[EXERCISE DESCRIPTION]
Without including any pictures, write out the listing below exactly.

[Dataset excerpt]

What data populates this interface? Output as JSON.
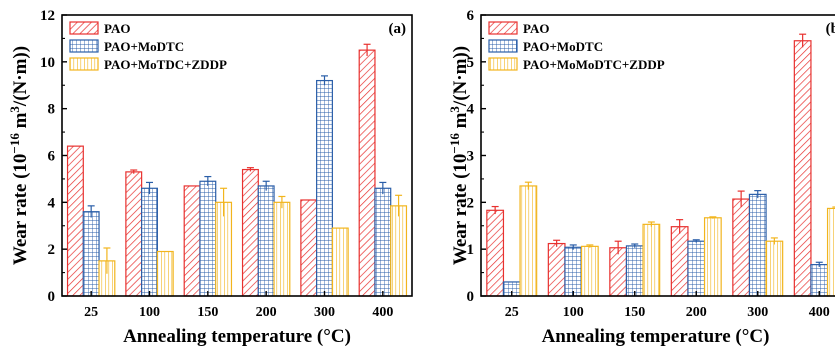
{
  "chart_data": [
    {
      "type": "bar",
      "panel_label": "(a)",
      "categories": [
        "25",
        "100",
        "150",
        "200",
        "300",
        "400"
      ],
      "xlabel": "Annealing temperature (°C)",
      "ylabel_prefix": "Wear rate (10",
      "ylabel_exp1": "−16",
      "ylabel_mid": " m",
      "ylabel_exp2": "3",
      "ylabel_suffix": "/(N·m))",
      "ylim": [
        0,
        12
      ],
      "yticks": [
        "0",
        "2",
        "4",
        "6",
        "8",
        "10",
        "12"
      ],
      "legend_position": "top-left",
      "grid": false,
      "series": [
        {
          "name": "PAO",
          "color": "#e8312f",
          "values": [
            6.4,
            5.3,
            4.7,
            5.4,
            4.1,
            10.5
          ],
          "errors": [
            0,
            0.08,
            0,
            0.08,
            0,
            0.25
          ]
        },
        {
          "name": "PAO+MoDTC",
          "color": "#2a5ea8",
          "values": [
            3.6,
            4.6,
            4.9,
            4.7,
            9.2,
            4.6
          ],
          "errors": [
            0.25,
            0.25,
            0.2,
            0.2,
            0.2,
            0.25
          ]
        },
        {
          "name": "PAO+MoTDC+ZDDP",
          "color": "#f2b51d",
          "values": [
            1.5,
            1.9,
            4.0,
            4.0,
            2.9,
            3.85
          ],
          "errors": [
            0.55,
            0,
            0.6,
            0.25,
            0,
            0.45
          ]
        }
      ]
    },
    {
      "type": "bar",
      "panel_label": "(b)",
      "categories": [
        "25",
        "100",
        "150",
        "200",
        "300",
        "400"
      ],
      "xlabel": "Annealing temperature (°C)",
      "ylabel_prefix": "Wear rate (10",
      "ylabel_exp1": "−16",
      "ylabel_mid": " m",
      "ylabel_exp2": "3",
      "ylabel_suffix": "/(N·m))",
      "ylim": [
        0,
        6
      ],
      "yticks": [
        "0",
        "1",
        "2",
        "3",
        "4",
        "5",
        "6"
      ],
      "legend_position": "top-left",
      "grid": false,
      "series": [
        {
          "name": "PAO",
          "color": "#e8312f",
          "values": [
            1.83,
            1.12,
            1.03,
            1.48,
            2.07,
            5.45
          ],
          "errors": [
            0.08,
            0.07,
            0.14,
            0.15,
            0.17,
            0.14
          ]
        },
        {
          "name": "PAO+MoDTC",
          "color": "#2a5ea8",
          "values": [
            0.3,
            1.04,
            1.07,
            1.17,
            2.17,
            0.67
          ],
          "errors": [
            0,
            0.05,
            0.04,
            0.03,
            0.08,
            0.05
          ]
        },
        {
          "name": "PAO+MoMoDTC+ZDDP",
          "color": "#f2b51d",
          "values": [
            2.35,
            1.06,
            1.53,
            1.67,
            1.17,
            1.87
          ],
          "errors": [
            0.08,
            0.03,
            0.05,
            0.02,
            0.07,
            0.03
          ]
        }
      ]
    }
  ]
}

[WORKED SOLUTION]
What data populates this interface? Output as JSON.
{
  "chart_data": [
    {
      "type": "bar",
      "panel_label": "(a)",
      "categories": [
        "25",
        "100",
        "150",
        "200",
        "300",
        "400"
      ],
      "xlabel": "Annealing temperature (°C)",
      "ylabel_prefix": "Wear rate (10",
      "ylabel_exp1": "−16",
      "ylabel_mid": " m",
      "ylabel_exp2": "3",
      "ylabel_suffix": "/(N·m))",
      "ylim": [
        0,
        12
      ],
      "yticks": [
        "0",
        "2",
        "4",
        "6",
        "8",
        "10",
        "12"
      ],
      "legend_position": "top-left",
      "grid": false,
      "series": [
        {
          "name": "PAO",
          "color": "#e8312f",
          "values": [
            6.4,
            5.3,
            4.7,
            5.4,
            4.1,
            10.5
          ],
          "errors": [
            0,
            0.08,
            0,
            0.08,
            0,
            0.25
          ]
        },
        {
          "name": "PAO+MoDTC",
          "color": "#2a5ea8",
          "values": [
            3.6,
            4.6,
            4.9,
            4.7,
            9.2,
            4.6
          ],
          "errors": [
            0.25,
            0.25,
            0.2,
            0.2,
            0.2,
            0.25
          ]
        },
        {
          "name": "PAO+MoTDC+ZDDP",
          "color": "#f2b51d",
          "values": [
            1.5,
            1.9,
            4.0,
            4.0,
            2.9,
            3.85
          ],
          "errors": [
            0.55,
            0,
            0.6,
            0.25,
            0,
            0.45
          ]
        }
      ]
    },
    {
      "type": "bar",
      "panel_label": "(b)",
      "categories": [
        "25",
        "100",
        "150",
        "200",
        "300",
        "400"
      ],
      "xlabel": "Annealing temperature (°C)",
      "ylabel_prefix": "Wear rate (10",
      "ylabel_exp1": "−16",
      "ylabel_mid": " m",
      "ylabel_exp2": "3",
      "ylabel_suffix": "/(N·m))",
      "ylim": [
        0,
        6
      ],
      "yticks": [
        "0",
        "1",
        "2",
        "3",
        "4",
        "5",
        "6"
      ],
      "legend_position": "top-left",
      "grid": false,
      "series": [
        {
          "name": "PAO",
          "color": "#e8312f",
          "values": [
            1.83,
            1.12,
            1.03,
            1.48,
            2.07,
            5.45
          ],
          "errors": [
            0.08,
            0.07,
            0.14,
            0.15,
            0.17,
            0.14
          ]
        },
        {
          "name": "PAO+MoDTC",
          "color": "#2a5ea8",
          "values": [
            0.3,
            1.04,
            1.07,
            1.17,
            2.17,
            0.67
          ],
          "errors": [
            0,
            0.05,
            0.04,
            0.03,
            0.08,
            0.05
          ]
        },
        {
          "name": "PAO+MoMoDTC+ZDDP",
          "color": "#f2b51d",
          "values": [
            2.35,
            1.06,
            1.53,
            1.67,
            1.17,
            1.87
          ],
          "errors": [
            0.08,
            0.03,
            0.05,
            0.02,
            0.07,
            0.03
          ]
        }
      ]
    }
  ]
}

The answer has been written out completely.